**WORK TO DO**
Retype every line of the items below word for word, omitting the pictures.

════

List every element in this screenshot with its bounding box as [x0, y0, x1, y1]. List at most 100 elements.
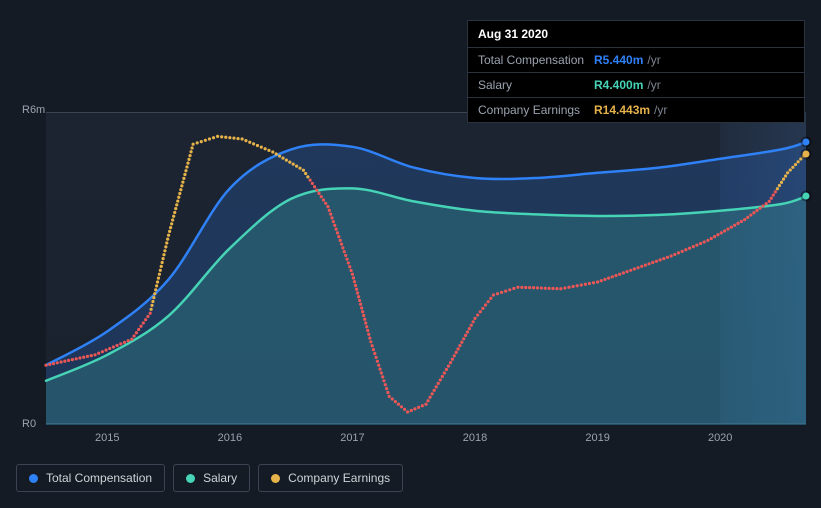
end-marker-earnings — [803, 150, 810, 157]
series-dot-earnings — [151, 300, 154, 303]
series-dot-earnings — [168, 230, 171, 233]
series-dot-earnings — [372, 348, 375, 351]
series-dot-earnings — [344, 254, 347, 257]
series-dot-earnings — [56, 361, 59, 364]
series-dot-earnings — [456, 347, 459, 350]
series-dot-earnings — [311, 182, 314, 185]
series-dot-earnings — [403, 408, 406, 411]
series-dot-earnings — [187, 158, 190, 161]
series-dot-earnings — [322, 198, 325, 201]
series-dot-earnings — [733, 224, 736, 227]
legend-dot-icon — [271, 474, 280, 483]
series-dot-earnings — [191, 143, 194, 146]
series-dot-earnings — [167, 234, 170, 237]
series-dot-earnings — [172, 215, 175, 218]
series-dot-earnings — [695, 243, 698, 246]
series-dot-earnings — [178, 192, 181, 195]
series-dot-earnings — [629, 269, 632, 272]
series-dot-earnings — [479, 310, 482, 313]
series-dot-earnings — [295, 165, 298, 168]
series-dot-earnings — [385, 387, 388, 390]
series-dot-earnings — [462, 337, 465, 340]
series-dot-earnings — [536, 286, 539, 289]
series-dot-earnings — [315, 188, 318, 191]
series-dot-earnings — [797, 160, 800, 163]
series-dot-earnings — [382, 379, 385, 382]
legend-item[interactable]: Salary — [173, 464, 250, 492]
series-dot-earnings — [317, 192, 320, 195]
series-dot-earnings — [362, 314, 365, 317]
series-dot-earnings — [551, 287, 554, 290]
series-dot-earnings — [347, 261, 350, 264]
legend-label: Total Compensation — [46, 471, 152, 485]
series-dot-earnings — [703, 240, 706, 243]
series-dot-earnings — [135, 331, 138, 334]
series-dot-earnings — [421, 404, 424, 407]
series-dot-earnings — [651, 261, 654, 264]
series-dot-earnings — [173, 211, 176, 214]
series-dot-earnings — [196, 141, 199, 144]
series-dot-earnings — [439, 378, 442, 381]
series-dot-earnings — [563, 286, 566, 289]
series-dot-earnings — [220, 135, 223, 138]
series-dot-earnings — [633, 267, 636, 270]
series-dot-earnings — [146, 315, 149, 318]
series-dot-earnings — [670, 254, 673, 257]
series-dot-earnings — [241, 137, 244, 140]
series-dot-earnings — [252, 142, 255, 145]
x-axis-label: 2019 — [585, 432, 609, 444]
series-dot-earnings — [90, 354, 93, 357]
series-dot-earnings — [380, 371, 383, 374]
end-marker-total_comp — [803, 139, 810, 146]
series-dot-earnings — [264, 147, 267, 150]
series-dot-earnings — [341, 246, 344, 249]
series-dot-earnings — [473, 317, 476, 320]
series-dot-earnings — [386, 391, 389, 394]
x-axis-label: 2020 — [708, 432, 732, 444]
series-dot-earnings — [154, 288, 157, 291]
series-dot-earnings — [177, 196, 180, 199]
series-dot-earnings — [618, 273, 621, 276]
plot-area[interactable] — [46, 112, 806, 424]
series-dot-earnings — [713, 235, 716, 238]
series-dot-earnings — [433, 389, 436, 392]
series-dot-earnings — [374, 356, 377, 359]
series-dot-earnings — [776, 187, 779, 190]
series-dot-earnings — [455, 351, 458, 354]
legend-item[interactable]: Company Earnings — [258, 464, 403, 492]
series-dot-earnings — [592, 281, 595, 284]
series-dot-earnings — [200, 140, 203, 143]
series-dot-earnings — [726, 227, 729, 230]
tooltip-row: SalaryR4.400m/yr — [468, 73, 804, 98]
series-dot-earnings — [180, 184, 183, 187]
series-dot-earnings — [158, 273, 161, 276]
series-dot-earnings — [165, 241, 168, 244]
series-dot-earnings — [765, 202, 768, 205]
series-dot-earnings — [381, 375, 384, 378]
tooltip-rows: Total CompensationR5.440m/yrSalaryR4.400… — [468, 48, 804, 122]
series-dot-earnings — [48, 363, 51, 366]
series-dot-earnings — [162, 253, 165, 256]
legend-item[interactable]: Total Compensation — [16, 464, 165, 492]
series-dot-earnings — [692, 245, 695, 248]
series-dot-earnings — [309, 179, 312, 182]
series-dot-earnings — [397, 403, 400, 406]
series-dot-earnings — [532, 286, 535, 289]
series-dot-earnings — [156, 280, 159, 283]
legend: Total Compensation Salary Company Earnings — [16, 464, 403, 492]
series-dot-earnings — [451, 358, 454, 361]
series-dot-earnings — [185, 165, 188, 168]
series-dot-earnings — [150, 308, 153, 311]
series-dot-earnings — [169, 226, 172, 229]
series-dot-earnings — [716, 233, 719, 236]
series-dot-earnings — [115, 344, 118, 347]
series-dot-earnings — [101, 350, 104, 353]
series-dot-earnings — [349, 269, 352, 272]
tooltip-row: Company EarningsR14.443m/yr — [468, 98, 804, 122]
series-dot-earnings — [492, 293, 495, 296]
series-dot-earnings — [78, 356, 81, 359]
series-dot-earnings — [710, 237, 713, 240]
series-dot-earnings — [688, 247, 691, 250]
series-dot-earnings — [640, 265, 643, 268]
series-dot-earnings — [137, 328, 140, 331]
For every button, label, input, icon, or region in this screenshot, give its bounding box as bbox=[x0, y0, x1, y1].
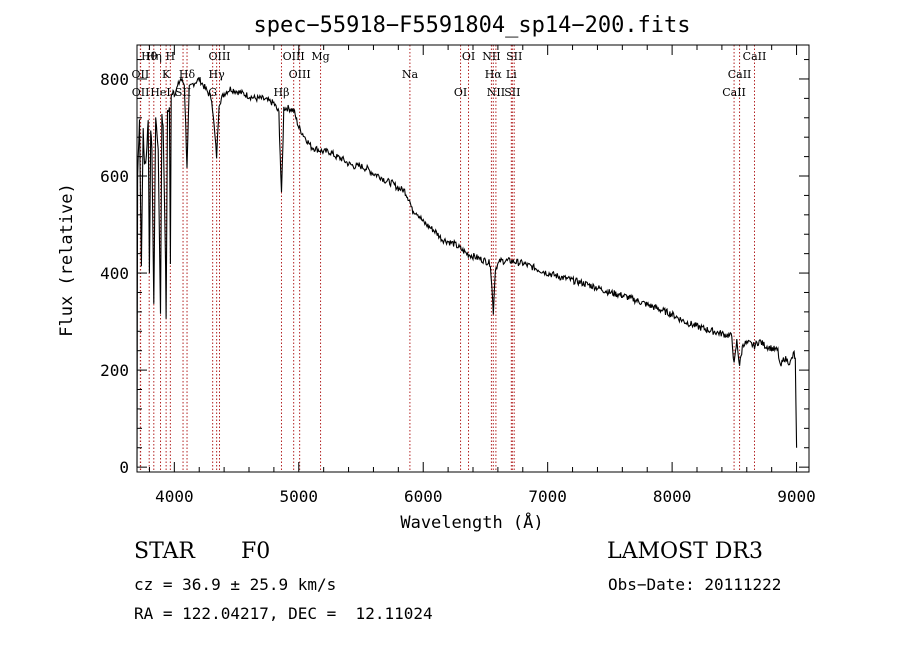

════

**SOLUTION FOR THIS EXERCISE**
List every element in this screenshot with its bounding box as [x0, y0, x1, y1]. List at most 100 elements.
end-marker-earnings — [803, 150, 810, 157]
series-dot-earnings — [151, 300, 154, 303]
series-dot-earnings — [168, 230, 171, 233]
series-dot-earnings — [372, 348, 375, 351]
series-dot-earnings — [344, 254, 347, 257]
series-dot-earnings — [56, 361, 59, 364]
series-dot-earnings — [456, 347, 459, 350]
series-dot-earnings — [311, 182, 314, 185]
series-dot-earnings — [403, 408, 406, 411]
series-dot-earnings — [187, 158, 190, 161]
series-dot-earnings — [322, 198, 325, 201]
series-dot-earnings — [733, 224, 736, 227]
legend-dot-icon — [271, 474, 280, 483]
series-dot-earnings — [191, 143, 194, 146]
series-dot-earnings — [167, 234, 170, 237]
series-dot-earnings — [172, 215, 175, 218]
series-dot-earnings — [695, 243, 698, 246]
series-dot-earnings — [178, 192, 181, 195]
series-dot-earnings — [629, 269, 632, 272]
series-dot-earnings — [479, 310, 482, 313]
series-dot-earnings — [295, 165, 298, 168]
series-dot-earnings — [385, 387, 388, 390]
series-dot-earnings — [462, 337, 465, 340]
series-dot-earnings — [536, 286, 539, 289]
series-dot-earnings — [315, 188, 318, 191]
series-dot-earnings — [797, 160, 800, 163]
series-dot-earnings — [382, 379, 385, 382]
legend-item[interactable]: Salary — [173, 464, 250, 492]
series-dot-earnings — [317, 192, 320, 195]
series-dot-earnings — [362, 314, 365, 317]
series-dot-earnings — [551, 287, 554, 290]
series-dot-earnings — [347, 261, 350, 264]
legend-label: Total Compensation — [46, 471, 152, 485]
series-dot-earnings — [703, 240, 706, 243]
series-dot-earnings — [135, 331, 138, 334]
series-dot-earnings — [421, 404, 424, 407]
series-dot-earnings — [651, 261, 654, 264]
series-dot-earnings — [173, 211, 176, 214]
series-dot-earnings — [196, 141, 199, 144]
series-dot-earnings — [439, 378, 442, 381]
series-dot-earnings — [563, 286, 566, 289]
series-dot-earnings — [220, 135, 223, 138]
series-dot-earnings — [633, 267, 636, 270]
series-dot-earnings — [146, 315, 149, 318]
series-dot-earnings — [670, 254, 673, 257]
series-dot-earnings — [241, 137, 244, 140]
series-dot-earnings — [252, 142, 255, 145]
x-axis-label: 2019 — [585, 432, 609, 444]
series-dot-earnings — [90, 354, 93, 357]
series-dot-earnings — [380, 371, 383, 374]
end-marker-total_comp — [803, 139, 810, 146]
series-dot-earnings — [264, 147, 267, 150]
series-dot-earnings — [341, 246, 344, 249]
series-dot-earnings — [473, 317, 476, 320]
series-dot-earnings — [386, 391, 389, 394]
x-axis-label: 2020 — [708, 432, 732, 444]
series-dot-earnings — [154, 288, 157, 291]
series-dot-earnings — [177, 196, 180, 199]
series-dot-earnings — [618, 273, 621, 276]
plot-area[interactable] — [46, 112, 806, 424]
series-dot-earnings — [713, 235, 716, 238]
series-dot-earnings — [433, 389, 436, 392]
series-dot-earnings — [374, 356, 377, 359]
series-dot-earnings — [776, 187, 779, 190]
series-dot-earnings — [455, 351, 458, 354]
legend-item[interactable]: Company Earnings — [258, 464, 403, 492]
series-dot-earnings — [592, 281, 595, 284]
series-dot-earnings — [200, 140, 203, 143]
series-dot-earnings — [726, 227, 729, 230]
tooltip-row: SalaryR4.400m/yr — [468, 73, 804, 98]
series-dot-earnings — [180, 184, 183, 187]
series-dot-earnings — [158, 273, 161, 276]
series-dot-earnings — [165, 241, 168, 244]
series-dot-earnings — [765, 202, 768, 205]
series-dot-earnings — [381, 375, 384, 378]
tooltip-rows: Total CompensationR5.440m/yrSalaryR4.400… — [468, 48, 804, 122]
series-dot-earnings — [48, 363, 51, 366]
series-dot-earnings — [162, 253, 165, 256]
legend-item[interactable]: Total Compensation — [16, 464, 165, 492]
series-dot-earnings — [692, 245, 695, 248]
series-dot-earnings — [309, 179, 312, 182]
series-dot-earnings — [397, 403, 400, 406]
series-dot-earnings — [532, 286, 535, 289]
series-dot-earnings — [156, 280, 159, 283]
legend: Total Compensation Salary Company Earnings — [16, 464, 403, 492]
series-dot-earnings — [451, 358, 454, 361]
series-dot-earnings — [185, 165, 188, 168]
series-dot-earnings — [150, 308, 153, 311]
series-dot-earnings — [169, 226, 172, 229]
series-dot-earnings — [716, 233, 719, 236]
series-dot-earnings — [115, 344, 118, 347]
series-dot-earnings — [101, 350, 104, 353]
series-dot-earnings — [349, 269, 352, 272]
tooltip-row: Company EarningsR14.443m/yr — [468, 98, 804, 122]
series-dot-earnings — [492, 293, 495, 296]
series-dot-earnings — [78, 356, 81, 359]
series-dot-earnings — [710, 237, 713, 240]
series-dot-earnings — [688, 247, 691, 250]
series-dot-earnings — [640, 265, 643, 268]
series-dot-earnings — [137, 328, 140, 331]
For every button, label, input, icon, or region in this screenshot, give its bounding box as bbox=[x0, y0, x1, y1].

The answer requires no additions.